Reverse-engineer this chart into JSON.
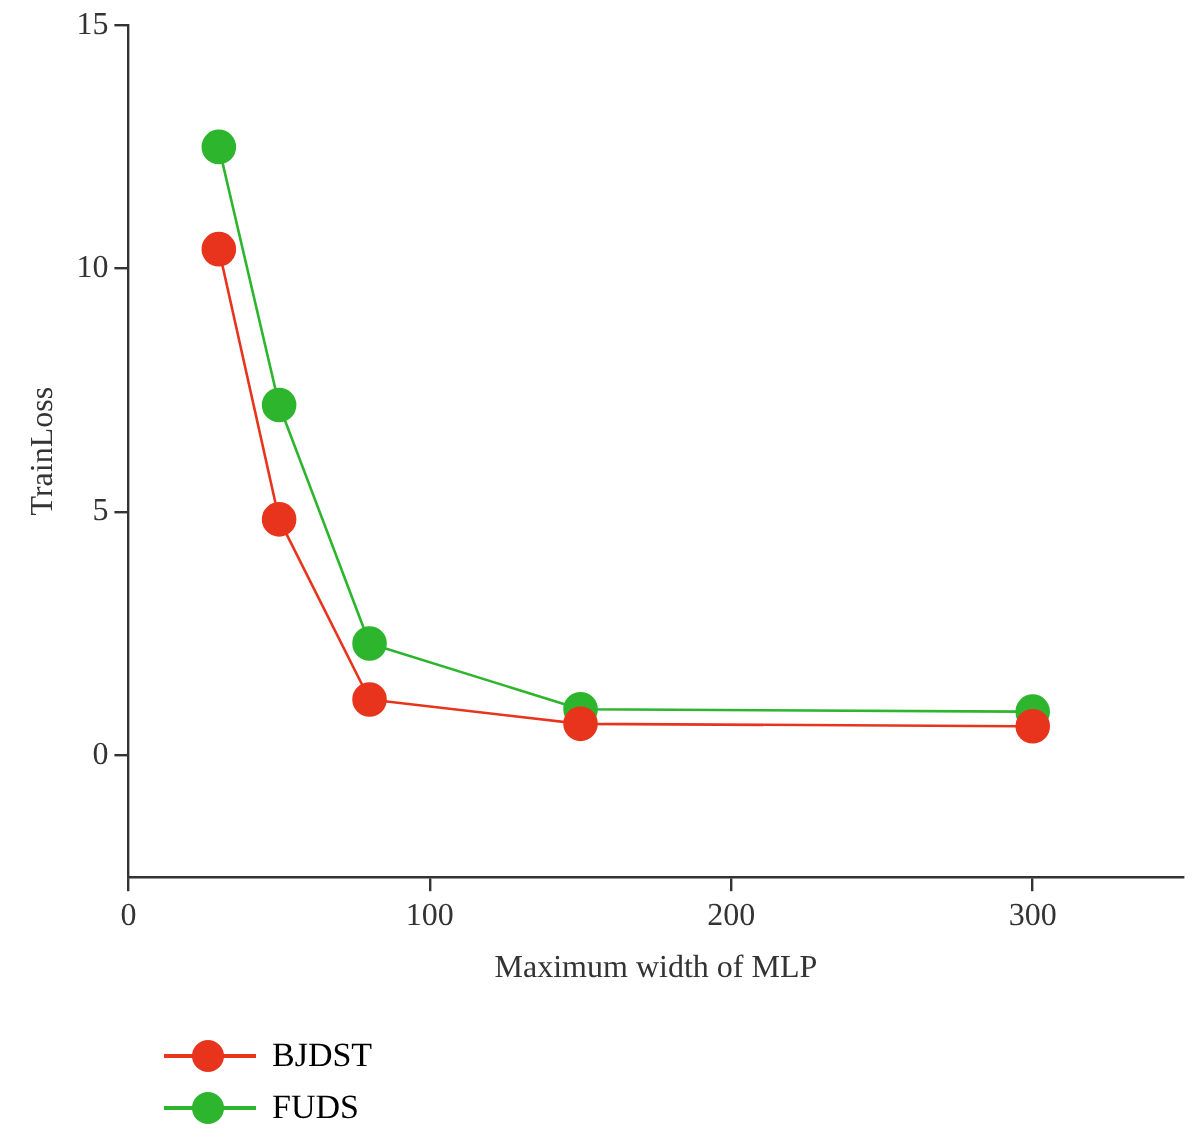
{
  "chart_data": {
    "type": "line",
    "xlabel": "Maximum width of MLP",
    "ylabel": "TrainLoss",
    "x": [
      30,
      50,
      80,
      150,
      300
    ],
    "series": [
      {
        "name": "BJDST",
        "color": "#e8341c",
        "values": [
          10.4,
          4.85,
          1.15,
          0.65,
          0.6
        ]
      },
      {
        "name": "FUDS",
        "color": "#2db52d",
        "values": [
          12.5,
          7.2,
          2.3,
          0.95,
          0.9
        ]
      }
    ],
    "xlim": [
      0,
      350
    ],
    "xticks": [
      0,
      100,
      200,
      300
    ],
    "ylim": [
      -2.5,
      15
    ],
    "yticks": [
      0,
      5,
      10,
      15
    ],
    "grid": false,
    "legend": "bottom left",
    "marker": "circle",
    "line_style": "solid"
  }
}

________________

- **Directions for this task**
Output the material word for word, omitting its pictures.

- **Reply to the exercise**
Reverse-engineer this chart into JSON.
{
  "chart_data": {
    "type": "line",
    "xlabel": "Maximum width of MLP",
    "ylabel": "TrainLoss",
    "x": [
      30,
      50,
      80,
      150,
      300
    ],
    "series": [
      {
        "name": "BJDST",
        "color": "#e8341c",
        "values": [
          10.4,
          4.85,
          1.15,
          0.65,
          0.6
        ]
      },
      {
        "name": "FUDS",
        "color": "#2db52d",
        "values": [
          12.5,
          7.2,
          2.3,
          0.95,
          0.9
        ]
      }
    ],
    "xlim": [
      0,
      350
    ],
    "xticks": [
      0,
      100,
      200,
      300
    ],
    "ylim": [
      -2.5,
      15
    ],
    "yticks": [
      0,
      5,
      10,
      15
    ],
    "grid": false,
    "legend": "bottom left",
    "marker": "circle",
    "line_style": "solid"
  }
}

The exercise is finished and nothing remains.